§ **PASSAGE GIVEN**:
— Start —
The killing is also expected to intensify the Zetas’ war with the country’s other dominant criminal organization, the Sinaloa cartel controlled by Mexico’s most-wanted man, Joaquin ‘‘El Chapo’’ Guzman.
At the center of the two cartels’ struggle is Nuevo Laredo, a violence-torn city across from Laredo, Texas. More freight crosses there than anywhere else along the U.S.-Mexican border, making it one of the most valuable smuggling routes in the world.
‘‘There will be a shootout at the OK Corral over Nuevo Laredo,’’ predicted George Grayson, an expert on the Zetas and co-author of ‘‘The Executioner’s Men: Los Zetas, Rogue Soldiers, Criminal Entrepreneurs and the Shadow State They Created.’’
Calderon, who leaves office in two months with the six-year-long war on drug the signature of his presidency, stopped short of unreservedly declaring Lazcano dead, but said evidence clearly indicated the Zetas founder had been slain. He proudly proclaimed that 25 people on a 2009 list of Mexico’s 37 most wanted drug lords have now been killed or arrested.
The president also praised the marines, the security force responsible for most of the highest-profile take-downs of top level drug bosses in Mexico. Many of those operations were launched in cooperation with U.S. officials, who see the marines as more trustworthy and competent than other Mexican military and law enforcement agencies.
In an emailed statement, the U.S. Embassy in Mexico City said only: ‘‘We have seen reports of the possible death of Heriberto Lazcano. We are awaiting confirmation of those reports.’’
But the body’s disappearance demonstrated the unchecked control that drug gangs maintain over large swaths of many Mexican states six years into a struggle that shows little sign of abating.
— End —
Region annotation records:
— Start —
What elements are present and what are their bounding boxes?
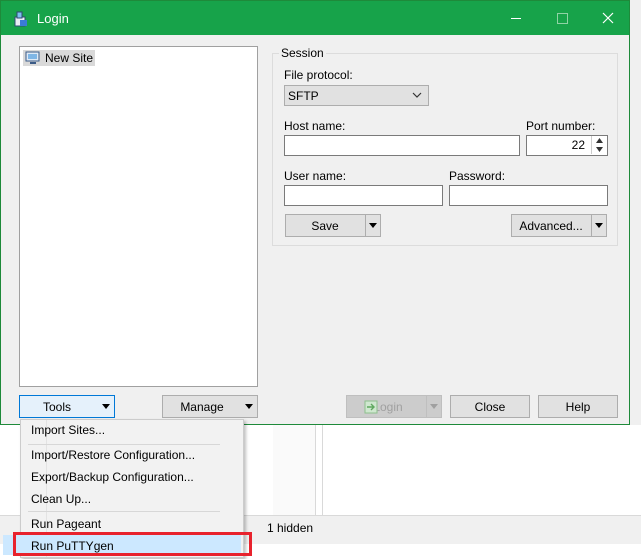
- menu-item-import-sites[interactable]: Import Sites...: [31, 423, 105, 437]
- manage-button-label: Manage: [180, 399, 224, 414]
- minimize-button[interactable]: [493, 1, 539, 35]
- user-name-input[interactable]: [284, 185, 443, 206]
- session-legend: Session: [279, 46, 326, 60]
- manage-button[interactable]: Manage: [162, 395, 258, 418]
- menu-item-import-restore-configuration[interactable]: Import/Restore Configuration...: [31, 448, 195, 462]
- menu-separator: [28, 511, 220, 512]
- winscp-icon: [14, 11, 27, 27]
- password-label: Password:: [449, 169, 506, 183]
- port-number-label: Port number:: [526, 119, 596, 133]
- menu-separator: [28, 444, 220, 445]
- file-protocol-select[interactable]: SFTP: [284, 85, 429, 106]
- site-tree-item-label: New Site: [45, 51, 94, 65]
- tools-button[interactable]: Tools: [19, 395, 115, 418]
- password-input[interactable]: [449, 185, 608, 206]
- advanced-button-label: Advanced...: [519, 218, 583, 233]
- background-left-pane-column: [273, 425, 316, 515]
- advanced-button[interactable]: Advanced...: [511, 214, 607, 237]
- help-button[interactable]: Help: [538, 395, 618, 418]
- close-icon: [602, 12, 614, 24]
- login-icon: [364, 400, 378, 414]
- spin-up-icon[interactable]: [591, 136, 607, 145]
- window-title: Login: [37, 11, 69, 26]
- save-button-label: Save: [311, 218, 339, 233]
- host-name-input[interactable]: [284, 135, 520, 156]
- save-dropdown-arrow-icon[interactable]: [365, 215, 380, 236]
- chevron-down-icon: [245, 404, 253, 409]
- port-spinner[interactable]: [591, 136, 607, 155]
- computer-site-icon: [25, 51, 40, 64]
- menu-item-clean-up[interactable]: Clean Up...: [31, 492, 91, 506]
- background-right-pane: [322, 425, 474, 515]
- maximize-button: [539, 1, 585, 35]
- site-tree-item-new-site[interactable]: New Site: [23, 50, 96, 66]
- menu-item-run-pageant[interactable]: Run Pageant: [31, 517, 101, 531]
- title-bar[interactable]: Login: [1, 1, 629, 35]
- user-name-label: User name:: [284, 169, 347, 183]
- login-button[interactable]: Login: [346, 395, 442, 418]
- tools-button-label: Tools: [42, 399, 71, 414]
- advanced-dropdown-arrow-icon[interactable]: [591, 215, 606, 236]
- menu-item-export-backup-configuration[interactable]: Export/Backup Configuration...: [31, 470, 194, 484]
- background-status-text: 1 hidden: [267, 521, 314, 535]
- file-protocol-label: File protocol:: [284, 68, 353, 82]
- site-tree[interactable]: New Site: [19, 46, 258, 387]
- close-button[interactable]: Close: [450, 395, 530, 418]
- file-protocol-value: SFTP: [288, 89, 319, 103]
- background-right-pane-column: [473, 425, 641, 515]
- chevron-down-icon: [102, 404, 110, 409]
- spin-down-icon[interactable]: [591, 145, 607, 154]
- close-window-button[interactable]: [585, 1, 631, 35]
- login-dropdown-arrow-icon: [426, 396, 441, 417]
- save-button[interactable]: Save: [285, 214, 381, 237]
- chevron-down-icon: [412, 92, 422, 98]
- host-name-label: Host name:: [284, 119, 346, 133]
- highlight-annotation-box: [13, 532, 252, 556]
— End —
§ **WRITTEN REQUEST 1**: Retype the passage on Mexico's cartels from "The president also" to "sign of abating.".
§ **WRITTEN REQUEST 2**: List every person the passage on Mexico's cartels mentions by name.

§ **TASK OUTPUT 1**:
The president also praised the marines, the security force responsible for most of the highest-profile take-downs of top level drug bosses in Mexico. Many of those operations were launched in cooperation with U.S. officials, who see the marines as more trustworthy and competent than other Mexican military and law enforcement agencies.
In an emailed statement, the U.S. Embassy in Mexico City said only: ‘‘We have seen reports of the possible death of Heriberto Lazcano. We are awaiting confirmation of those reports.’’
But the body’s disappearance demonstrated the unchecked control that drug gangs maintain over large swaths of many Mexican states six years into a struggle that shows little sign of abating.

§ **TASK OUTPUT 2**:
- Joaquin "El Chapo" Guzman
- George Grayson
- Calderon
- Heriberto Lazcano